WHAT IS BEING ASKED>
Lift every line from the entries that includes the word "Gewerbe".

SOURCE RECORDS>
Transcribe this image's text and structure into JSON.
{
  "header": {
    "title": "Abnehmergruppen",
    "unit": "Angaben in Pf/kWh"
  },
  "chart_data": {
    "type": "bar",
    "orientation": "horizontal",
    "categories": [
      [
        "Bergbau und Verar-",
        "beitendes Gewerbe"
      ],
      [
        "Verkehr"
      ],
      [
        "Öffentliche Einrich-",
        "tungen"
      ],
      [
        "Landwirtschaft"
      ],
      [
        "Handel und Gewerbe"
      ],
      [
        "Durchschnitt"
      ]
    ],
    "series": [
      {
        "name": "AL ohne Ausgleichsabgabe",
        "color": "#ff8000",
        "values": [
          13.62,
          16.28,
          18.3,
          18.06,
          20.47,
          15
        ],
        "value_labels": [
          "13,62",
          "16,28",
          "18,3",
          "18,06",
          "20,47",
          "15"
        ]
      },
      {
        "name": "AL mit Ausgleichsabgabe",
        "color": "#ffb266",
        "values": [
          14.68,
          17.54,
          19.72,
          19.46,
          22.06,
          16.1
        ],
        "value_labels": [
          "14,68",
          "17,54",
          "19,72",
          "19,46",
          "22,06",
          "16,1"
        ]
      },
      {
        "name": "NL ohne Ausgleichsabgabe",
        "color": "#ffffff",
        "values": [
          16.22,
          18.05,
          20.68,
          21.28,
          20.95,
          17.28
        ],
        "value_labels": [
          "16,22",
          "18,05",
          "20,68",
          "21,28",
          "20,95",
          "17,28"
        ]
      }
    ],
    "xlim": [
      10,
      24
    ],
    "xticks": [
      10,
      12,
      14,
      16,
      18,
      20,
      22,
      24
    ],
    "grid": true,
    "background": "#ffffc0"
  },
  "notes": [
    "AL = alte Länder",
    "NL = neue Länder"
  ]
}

OUTPUT>
        "beitendes Gewerbe"
        "Handel und Gewerbe"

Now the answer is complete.